Count how many lines in this material contain "info". The answer is that number alone.

** DATA ENTRIES **
---+---

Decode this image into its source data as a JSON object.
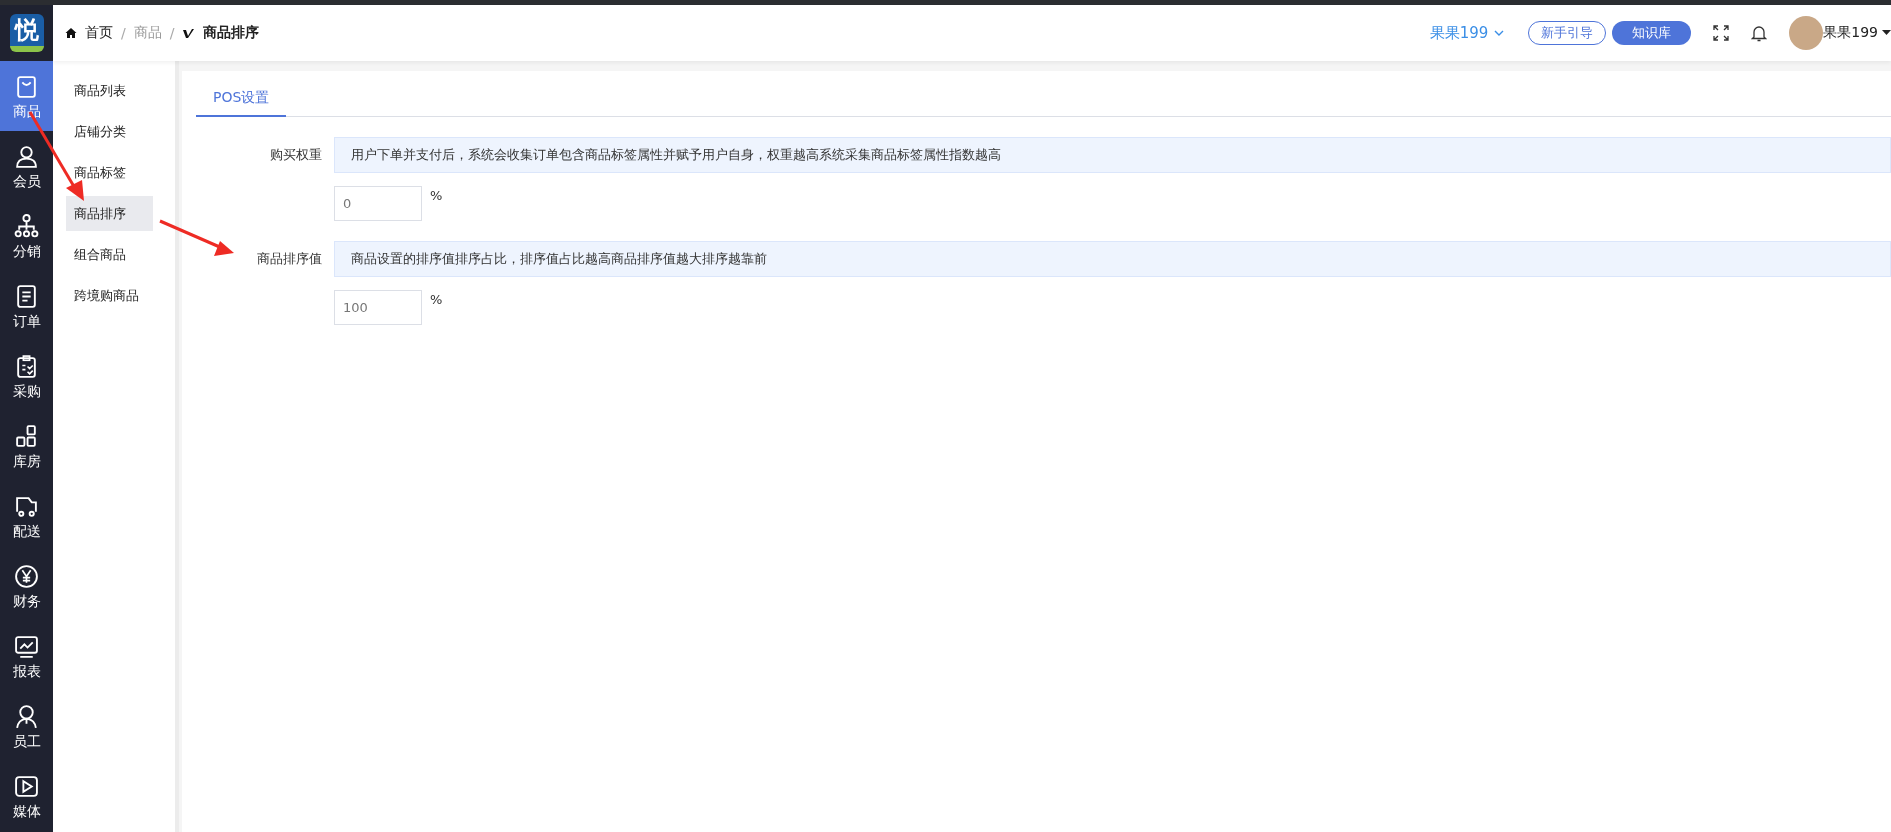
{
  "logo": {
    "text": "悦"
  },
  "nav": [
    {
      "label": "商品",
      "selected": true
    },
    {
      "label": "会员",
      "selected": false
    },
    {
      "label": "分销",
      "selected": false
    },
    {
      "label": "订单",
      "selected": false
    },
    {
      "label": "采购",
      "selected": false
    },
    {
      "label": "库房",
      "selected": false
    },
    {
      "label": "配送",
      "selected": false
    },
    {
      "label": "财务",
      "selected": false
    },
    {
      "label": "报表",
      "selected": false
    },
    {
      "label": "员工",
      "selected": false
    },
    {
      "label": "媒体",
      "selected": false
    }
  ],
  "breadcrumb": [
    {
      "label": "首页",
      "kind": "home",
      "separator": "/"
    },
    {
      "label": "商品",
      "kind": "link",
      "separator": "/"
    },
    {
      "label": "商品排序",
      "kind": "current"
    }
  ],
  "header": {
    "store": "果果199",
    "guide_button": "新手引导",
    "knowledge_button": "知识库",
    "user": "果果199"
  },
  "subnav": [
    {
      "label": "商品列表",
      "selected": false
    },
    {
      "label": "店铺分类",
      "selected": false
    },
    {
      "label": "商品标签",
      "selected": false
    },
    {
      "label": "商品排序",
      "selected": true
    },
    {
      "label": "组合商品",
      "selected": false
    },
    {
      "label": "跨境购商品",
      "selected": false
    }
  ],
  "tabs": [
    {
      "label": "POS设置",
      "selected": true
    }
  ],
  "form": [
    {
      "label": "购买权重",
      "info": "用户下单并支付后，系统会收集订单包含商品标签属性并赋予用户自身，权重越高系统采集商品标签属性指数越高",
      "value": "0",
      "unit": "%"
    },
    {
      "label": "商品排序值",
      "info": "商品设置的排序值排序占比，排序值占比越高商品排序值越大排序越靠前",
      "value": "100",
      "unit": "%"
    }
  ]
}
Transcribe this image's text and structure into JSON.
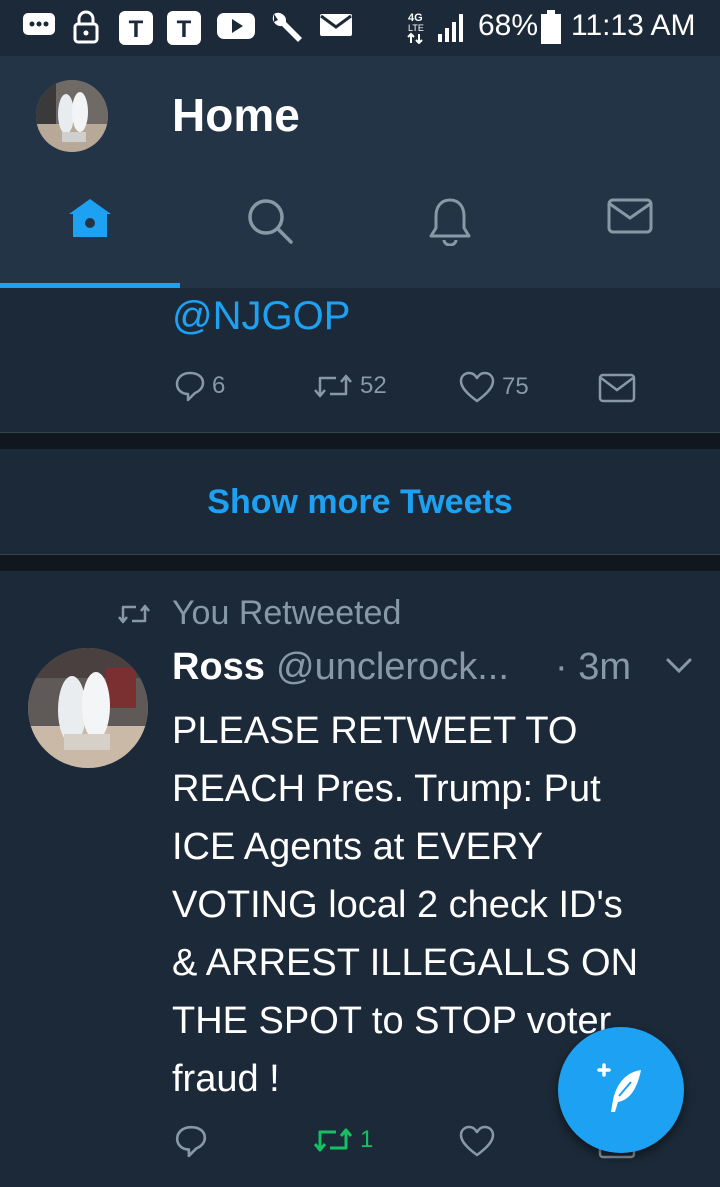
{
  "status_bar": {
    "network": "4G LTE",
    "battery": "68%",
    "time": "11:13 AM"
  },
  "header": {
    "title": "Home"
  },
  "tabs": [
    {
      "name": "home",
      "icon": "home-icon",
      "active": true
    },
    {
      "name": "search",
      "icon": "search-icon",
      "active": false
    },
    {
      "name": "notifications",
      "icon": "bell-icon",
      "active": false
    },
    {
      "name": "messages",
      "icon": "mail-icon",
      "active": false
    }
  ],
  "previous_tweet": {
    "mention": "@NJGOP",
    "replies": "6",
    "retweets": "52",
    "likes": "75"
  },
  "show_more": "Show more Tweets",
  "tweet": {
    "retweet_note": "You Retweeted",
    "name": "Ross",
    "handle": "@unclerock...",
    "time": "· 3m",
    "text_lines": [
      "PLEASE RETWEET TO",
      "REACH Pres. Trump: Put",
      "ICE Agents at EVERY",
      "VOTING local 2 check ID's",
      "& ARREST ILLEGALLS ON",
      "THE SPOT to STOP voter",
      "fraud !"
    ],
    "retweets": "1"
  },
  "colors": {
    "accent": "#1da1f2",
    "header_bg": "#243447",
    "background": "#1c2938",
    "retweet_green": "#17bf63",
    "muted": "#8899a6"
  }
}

---+---

** RESULT FOR THIS TASK **
2